Instructions to follow :: Look below. Copy each line that has "присъдена" in it.

Extracted records ::
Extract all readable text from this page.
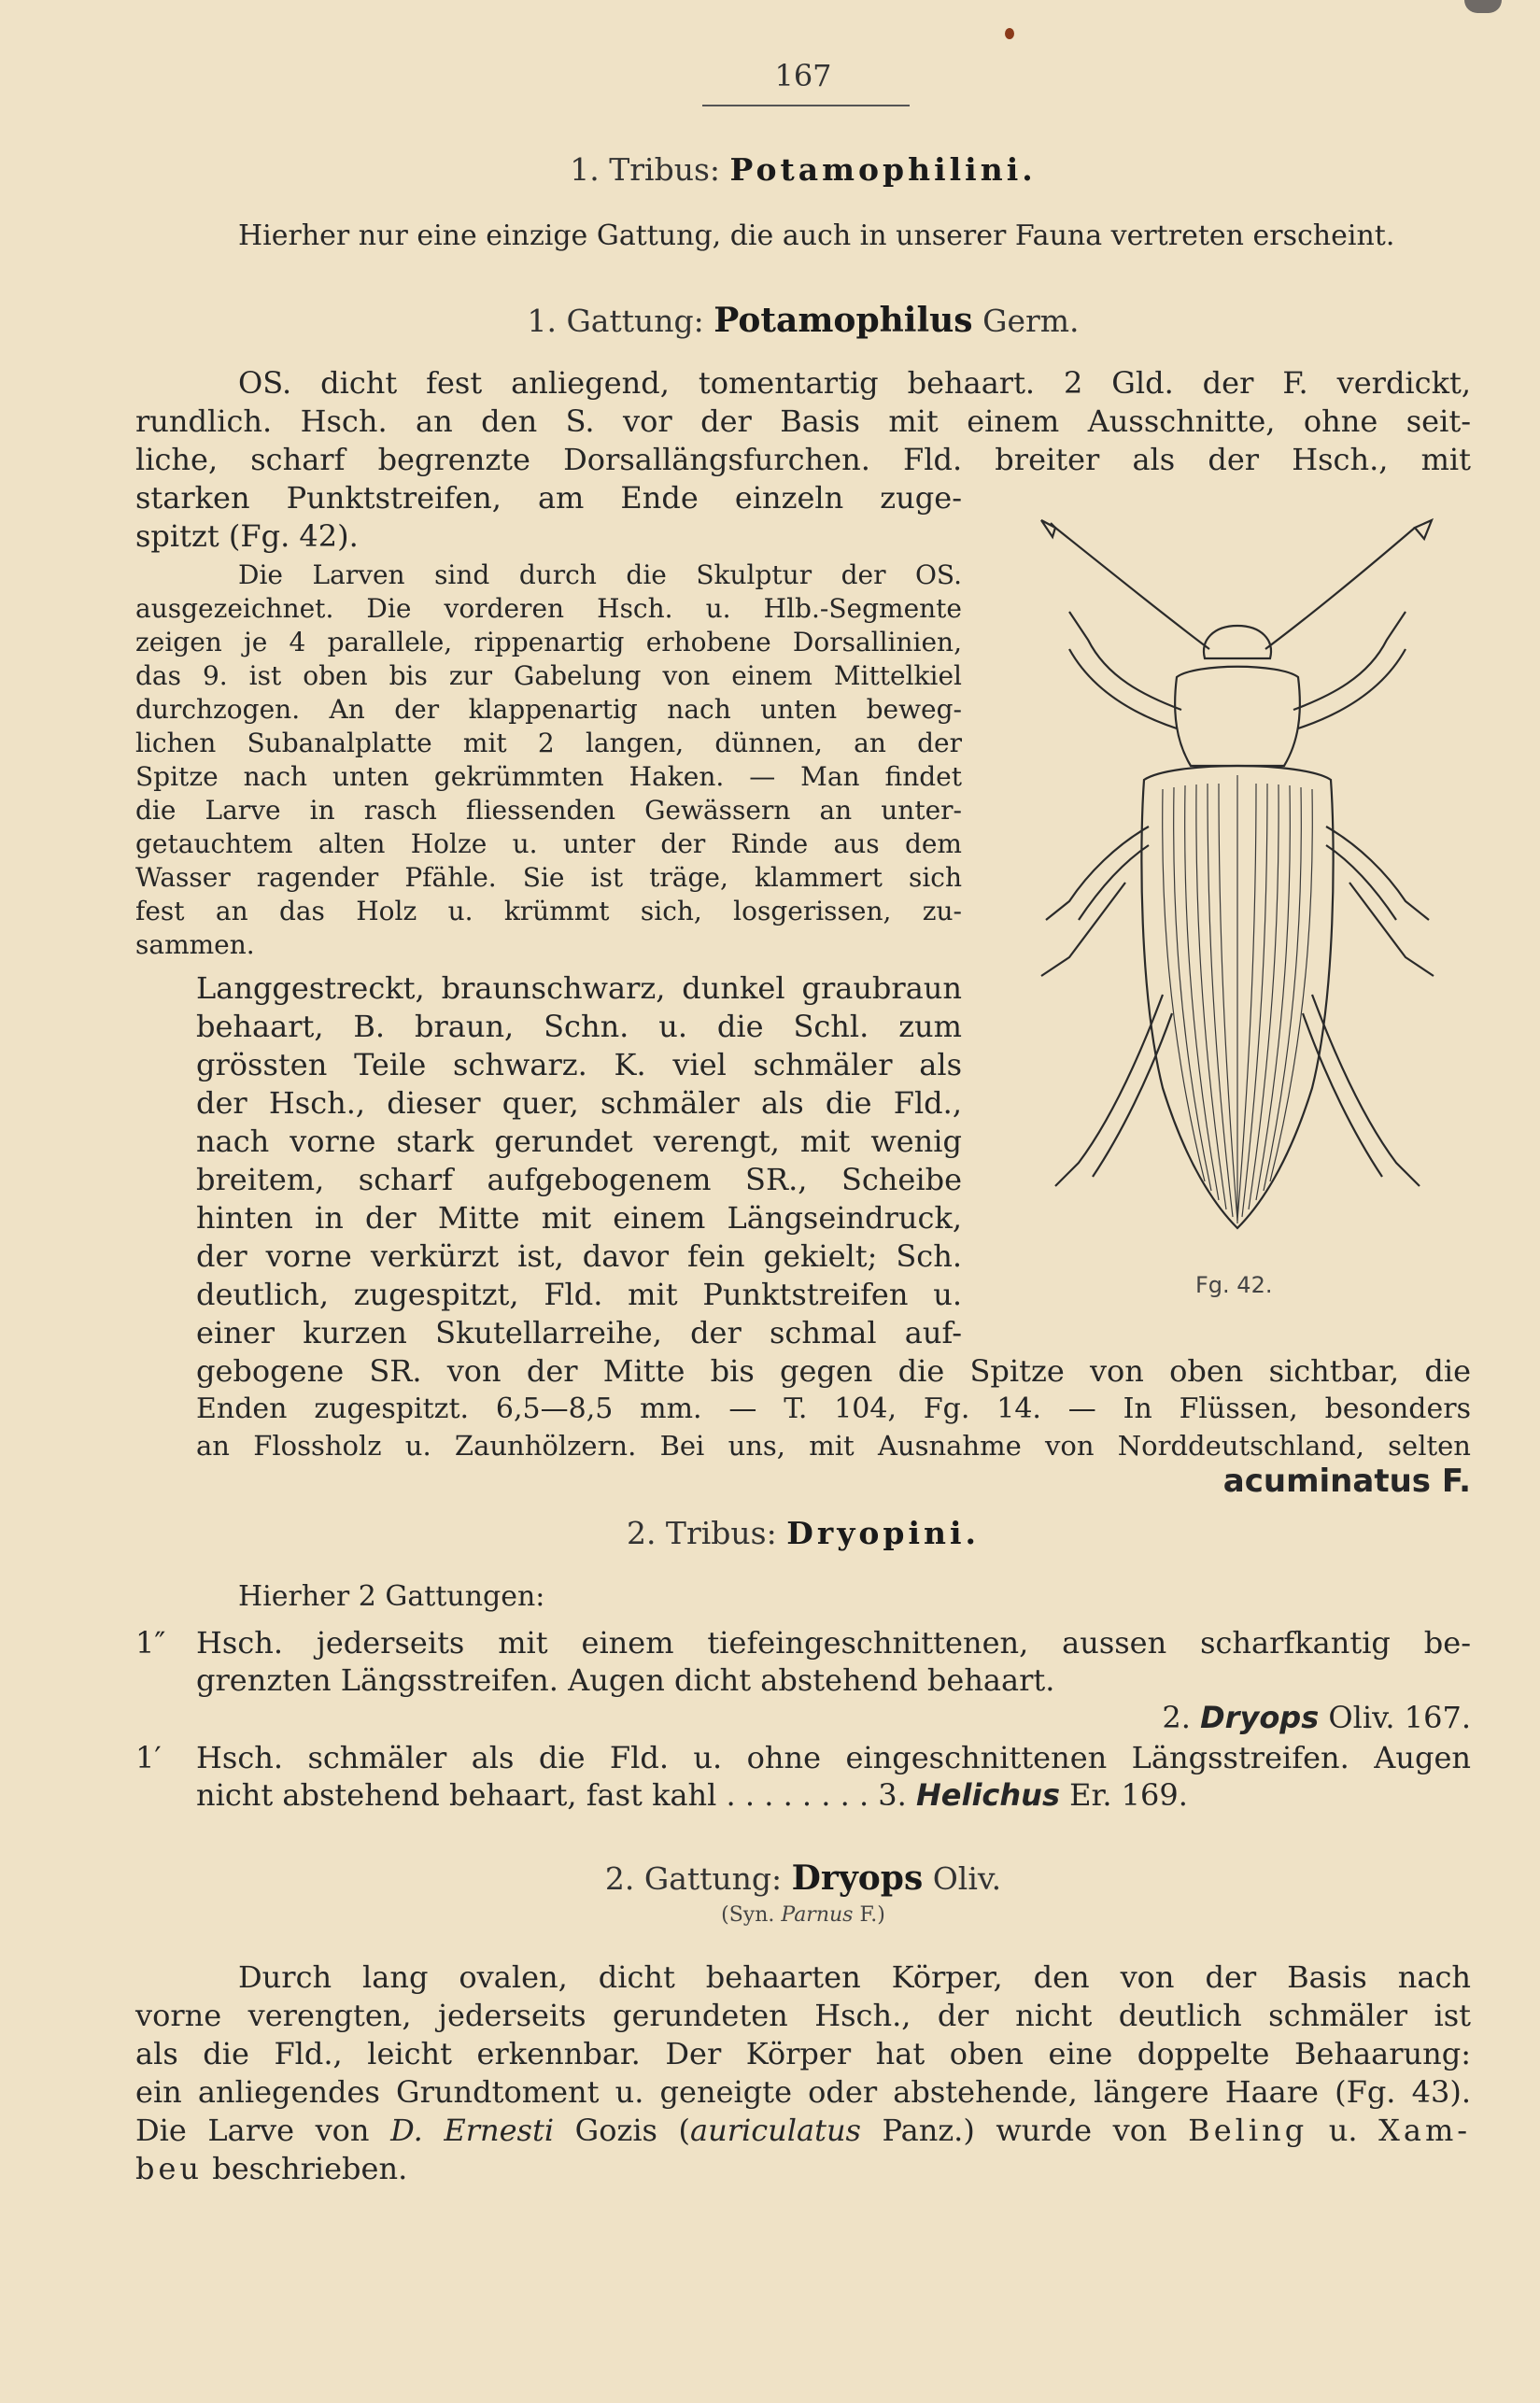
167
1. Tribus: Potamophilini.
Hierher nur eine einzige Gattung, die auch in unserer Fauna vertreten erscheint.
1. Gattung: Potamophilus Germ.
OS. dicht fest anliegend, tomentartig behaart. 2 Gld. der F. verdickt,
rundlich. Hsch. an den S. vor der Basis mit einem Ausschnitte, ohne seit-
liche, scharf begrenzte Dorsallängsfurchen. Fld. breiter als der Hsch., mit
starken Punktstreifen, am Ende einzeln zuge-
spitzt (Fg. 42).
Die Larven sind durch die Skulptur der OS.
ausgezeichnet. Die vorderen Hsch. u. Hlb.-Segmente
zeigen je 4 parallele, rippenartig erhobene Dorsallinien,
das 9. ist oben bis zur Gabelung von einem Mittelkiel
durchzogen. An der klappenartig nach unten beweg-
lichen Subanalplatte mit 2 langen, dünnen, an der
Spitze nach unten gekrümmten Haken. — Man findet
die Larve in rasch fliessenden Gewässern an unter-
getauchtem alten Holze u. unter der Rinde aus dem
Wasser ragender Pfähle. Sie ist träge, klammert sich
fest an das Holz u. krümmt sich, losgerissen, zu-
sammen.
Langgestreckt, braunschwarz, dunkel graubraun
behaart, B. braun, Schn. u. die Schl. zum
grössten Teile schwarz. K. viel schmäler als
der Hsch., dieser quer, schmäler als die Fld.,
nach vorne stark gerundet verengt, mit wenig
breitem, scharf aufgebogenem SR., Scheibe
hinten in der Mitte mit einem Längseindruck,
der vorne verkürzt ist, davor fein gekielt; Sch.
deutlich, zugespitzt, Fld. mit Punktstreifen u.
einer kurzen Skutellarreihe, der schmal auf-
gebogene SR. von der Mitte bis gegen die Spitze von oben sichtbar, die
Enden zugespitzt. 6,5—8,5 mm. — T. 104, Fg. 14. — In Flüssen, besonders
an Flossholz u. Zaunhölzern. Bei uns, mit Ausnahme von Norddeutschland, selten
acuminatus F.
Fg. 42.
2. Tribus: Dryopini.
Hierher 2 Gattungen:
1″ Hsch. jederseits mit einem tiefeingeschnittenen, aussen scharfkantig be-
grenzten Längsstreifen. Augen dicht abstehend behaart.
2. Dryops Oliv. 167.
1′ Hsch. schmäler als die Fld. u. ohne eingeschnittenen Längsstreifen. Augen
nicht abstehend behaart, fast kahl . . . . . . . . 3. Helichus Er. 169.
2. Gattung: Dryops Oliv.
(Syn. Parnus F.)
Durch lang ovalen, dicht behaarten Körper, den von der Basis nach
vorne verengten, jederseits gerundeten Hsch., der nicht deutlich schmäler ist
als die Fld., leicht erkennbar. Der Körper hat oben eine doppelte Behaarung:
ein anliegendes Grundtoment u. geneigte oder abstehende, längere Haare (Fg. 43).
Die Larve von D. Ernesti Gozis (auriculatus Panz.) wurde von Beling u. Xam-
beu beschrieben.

...

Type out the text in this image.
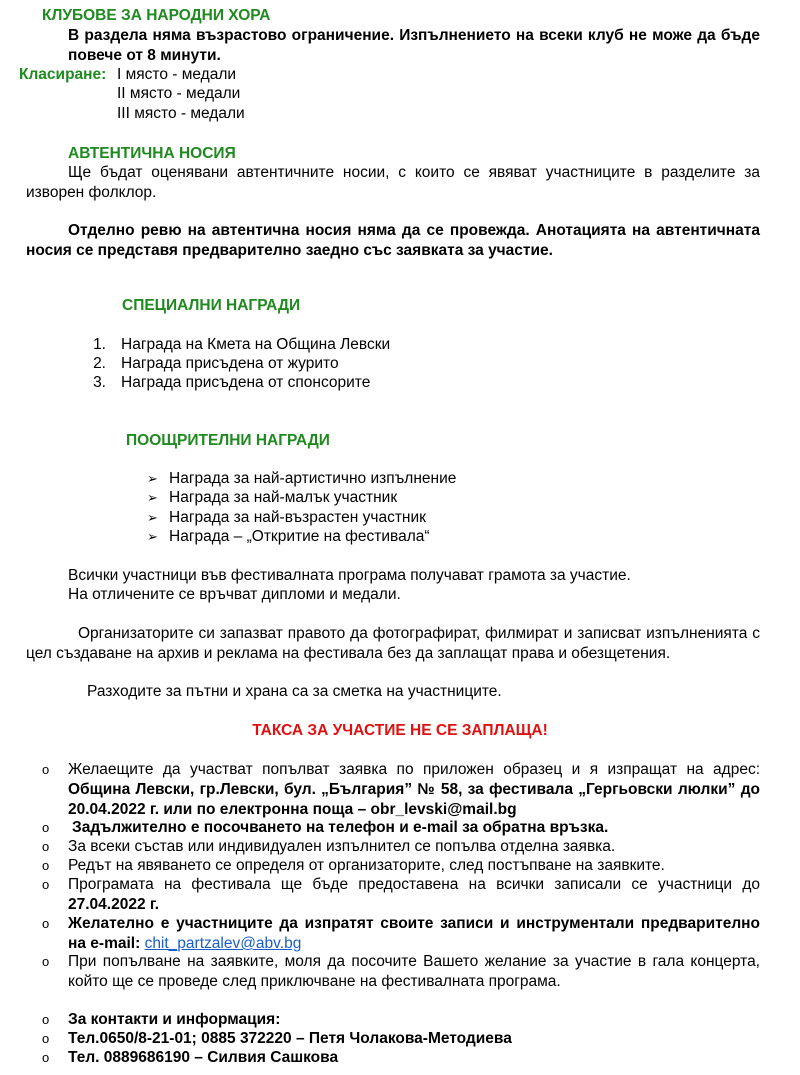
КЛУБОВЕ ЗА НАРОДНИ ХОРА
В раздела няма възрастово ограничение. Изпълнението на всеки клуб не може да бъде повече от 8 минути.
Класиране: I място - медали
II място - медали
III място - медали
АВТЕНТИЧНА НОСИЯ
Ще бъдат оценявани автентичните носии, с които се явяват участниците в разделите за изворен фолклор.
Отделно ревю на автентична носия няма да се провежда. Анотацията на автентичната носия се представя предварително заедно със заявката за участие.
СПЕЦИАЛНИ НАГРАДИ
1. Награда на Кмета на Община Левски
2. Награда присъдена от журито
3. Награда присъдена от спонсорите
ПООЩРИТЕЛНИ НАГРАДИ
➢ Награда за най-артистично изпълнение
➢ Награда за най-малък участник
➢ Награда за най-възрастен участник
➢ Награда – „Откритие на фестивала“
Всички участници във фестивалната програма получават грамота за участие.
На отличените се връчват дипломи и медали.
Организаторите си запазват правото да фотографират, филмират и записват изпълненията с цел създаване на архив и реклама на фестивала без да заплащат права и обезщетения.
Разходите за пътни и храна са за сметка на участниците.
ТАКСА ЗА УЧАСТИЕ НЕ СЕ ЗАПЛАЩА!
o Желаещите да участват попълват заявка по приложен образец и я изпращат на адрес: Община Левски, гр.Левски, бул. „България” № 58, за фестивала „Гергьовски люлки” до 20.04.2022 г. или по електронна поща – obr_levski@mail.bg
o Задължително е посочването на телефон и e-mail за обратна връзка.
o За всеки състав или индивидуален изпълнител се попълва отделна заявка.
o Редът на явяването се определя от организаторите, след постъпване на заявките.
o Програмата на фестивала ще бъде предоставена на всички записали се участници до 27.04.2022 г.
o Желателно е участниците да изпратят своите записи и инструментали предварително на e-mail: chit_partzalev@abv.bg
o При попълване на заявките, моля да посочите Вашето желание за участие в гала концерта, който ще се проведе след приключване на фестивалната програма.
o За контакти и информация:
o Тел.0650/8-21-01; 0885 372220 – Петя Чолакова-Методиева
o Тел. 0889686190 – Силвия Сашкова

Task output ::
2. Награда присъдена от журито
3. Награда присъдена от спонсорите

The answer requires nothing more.